**Task details**
Copy out, word for word, the lines of the material below from the one containing "cart-card: shop gift" through the one containing "total-row: total: $1,120.00", both included.

**** Recorded data ****

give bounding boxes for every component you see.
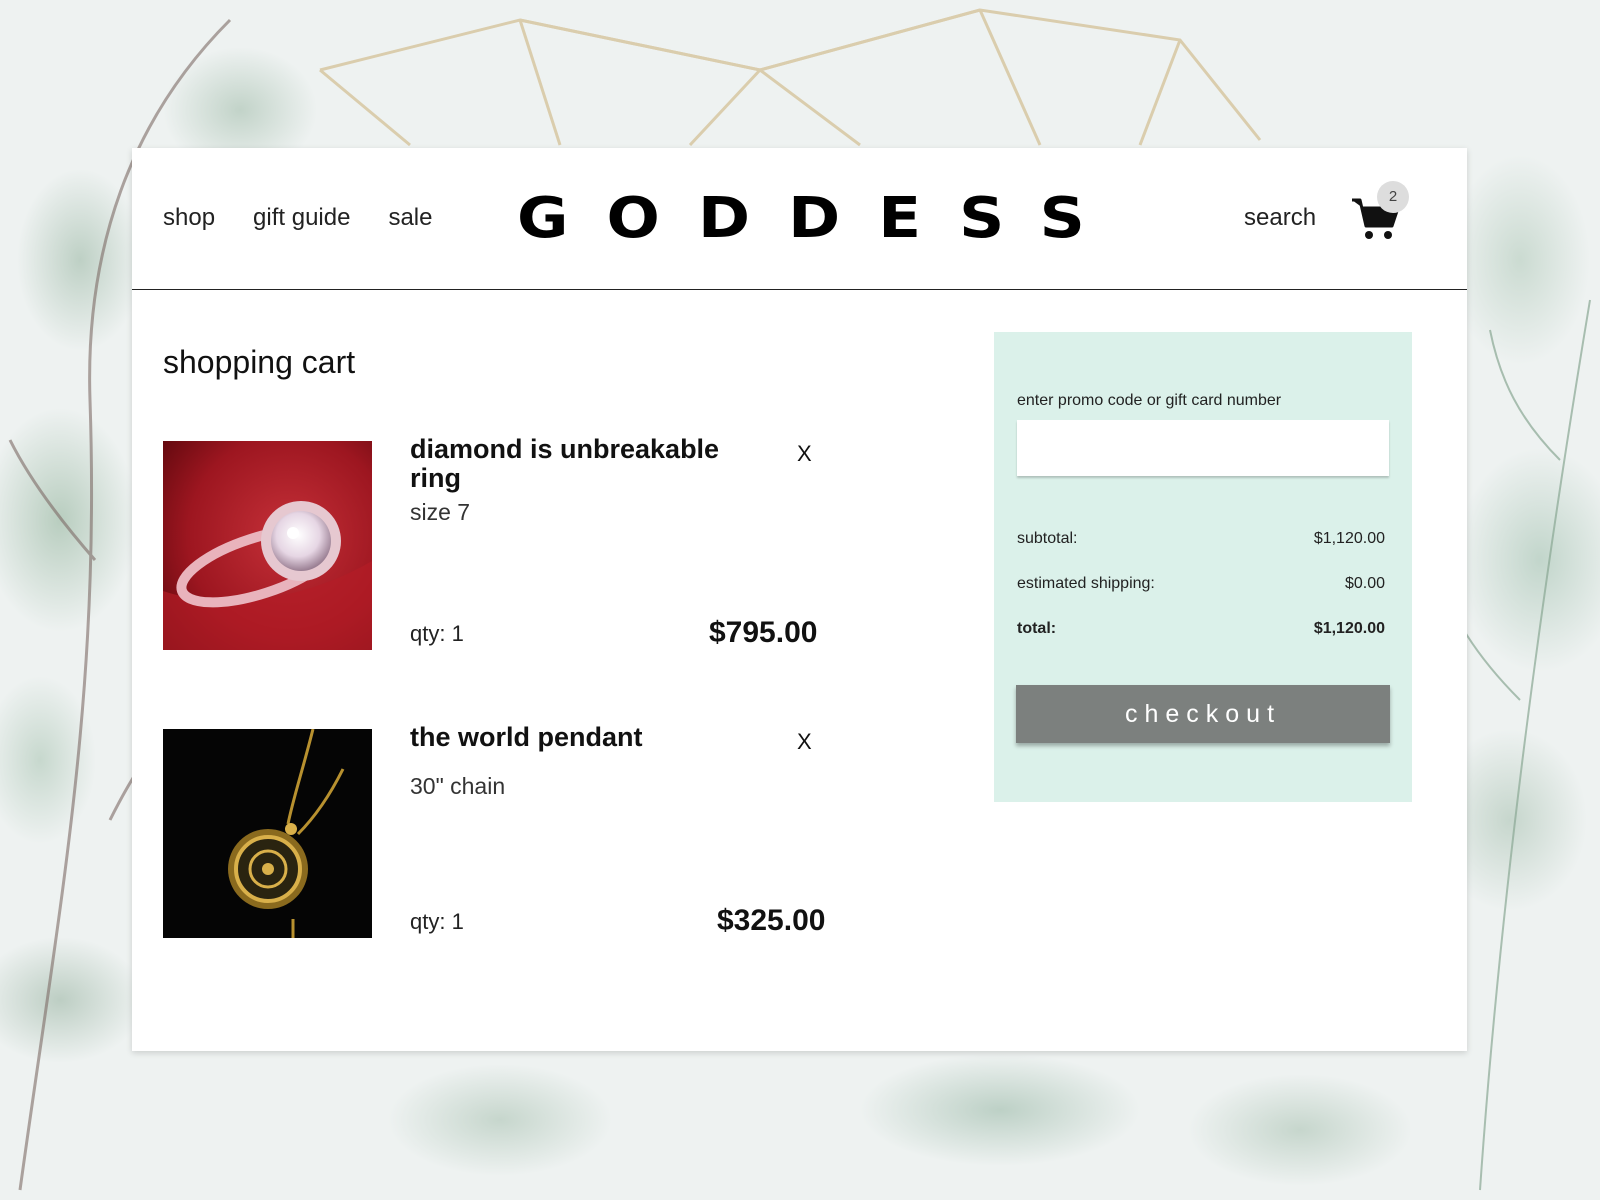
cart-card: shop gift guide sale GODDESS search 2 sh… (132, 148, 1467, 1051)
item-name[interactable]: the world pendant (410, 723, 750, 752)
shipping-label: estimated shipping: (1017, 575, 1155, 592)
cart-item: the world pendant 30" chain X qty: 1 $32… (163, 723, 843, 939)
search-link[interactable]: search (1244, 204, 1316, 232)
pendant-image[interactable] (163, 729, 372, 938)
remove-item-button[interactable]: X (797, 441, 812, 467)
item-quantity[interactable]: qty: 1 (410, 909, 464, 935)
item-name[interactable]: diamond is unbreakable ring (410, 435, 750, 493)
main-nav: shop gift guide sale (163, 204, 432, 232)
total-row: total: $1,120.00 (1017, 620, 1385, 638)
promo-label: enter promo code or gift card number (1017, 392, 1282, 409)
ring-image[interactable] (163, 441, 372, 650)
page-title: shopping cart (163, 344, 356, 380)
remove-item-button[interactable]: X (797, 729, 812, 755)
item-variant: 30" chain (410, 773, 506, 799)
order-summary: enter promo code or gift card number sub… (994, 332, 1412, 802)
item-price: $325.00 (717, 904, 826, 937)
checkout-button[interactable]: checkout (1016, 685, 1390, 743)
subtotal-row: subtotal: $1,120.00 (1017, 530, 1385, 548)
nav-gift-guide[interactable]: gift guide (253, 204, 350, 232)
brand-logo[interactable]: GODDESS (517, 186, 1085, 251)
nav-shop[interactable]: shop (163, 204, 215, 232)
site-header: shop gift guide sale GODDESS search 2 (132, 148, 1467, 290)
item-price: $795.00 (709, 616, 818, 649)
item-variant: size 7 (410, 499, 471, 525)
subtotal-label: subtotal: (1017, 530, 1078, 547)
item-quantity[interactable]: qty: 1 (410, 621, 464, 647)
cart-item: diamond is unbreakable ring size 7 X qty… (163, 435, 843, 651)
subtotal-value: $1,120.00 (1313, 530, 1385, 547)
cart-count-badge: 2 (1377, 181, 1409, 213)
nav-sale[interactable]: sale (388, 204, 432, 232)
shipping-value: $0.00 (1344, 575, 1385, 592)
total-label: total: (1017, 620, 1057, 637)
total-value: $1,120.00 (1313, 620, 1385, 637)
promo-code-input[interactable] (1017, 420, 1389, 476)
shipping-row: estimated shipping: $0.00 (1017, 575, 1385, 593)
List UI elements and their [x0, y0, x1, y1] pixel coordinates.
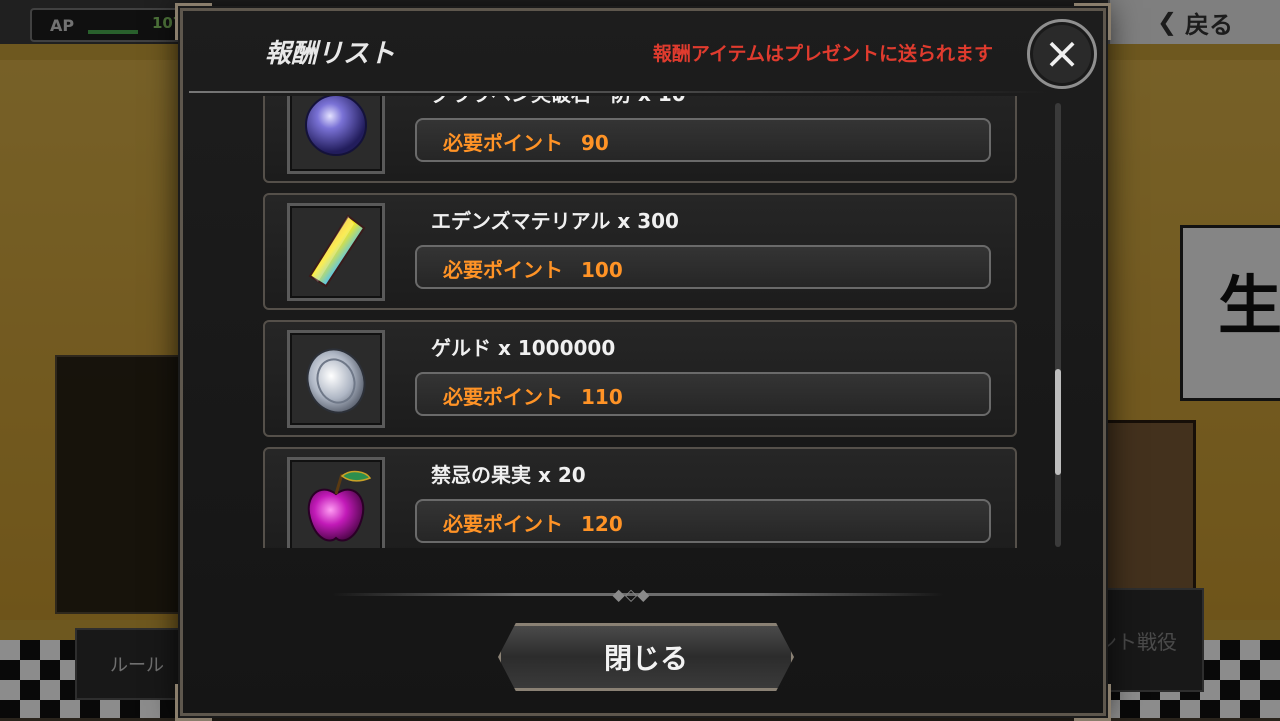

****

**Answer**
cart-card: shop gift guide sale GODDESS search 2 sh… (132, 148, 1467, 1051)
item-name[interactable]: the world pendant (410, 723, 750, 752)
shipping-label: estimated shipping: (1017, 575, 1155, 592)
cart-item: the world pendant 30" chain X qty: 1 $32… (163, 723, 843, 939)
search-link[interactable]: search (1244, 204, 1316, 232)
pendant-image[interactable] (163, 729, 372, 938)
remove-item-button[interactable]: X (797, 441, 812, 467)
item-quantity[interactable]: qty: 1 (410, 909, 464, 935)
item-name[interactable]: diamond is unbreakable ring (410, 435, 750, 493)
main-nav: shop gift guide sale (163, 204, 432, 232)
total-row: total: $1,120.00 (1017, 620, 1385, 638)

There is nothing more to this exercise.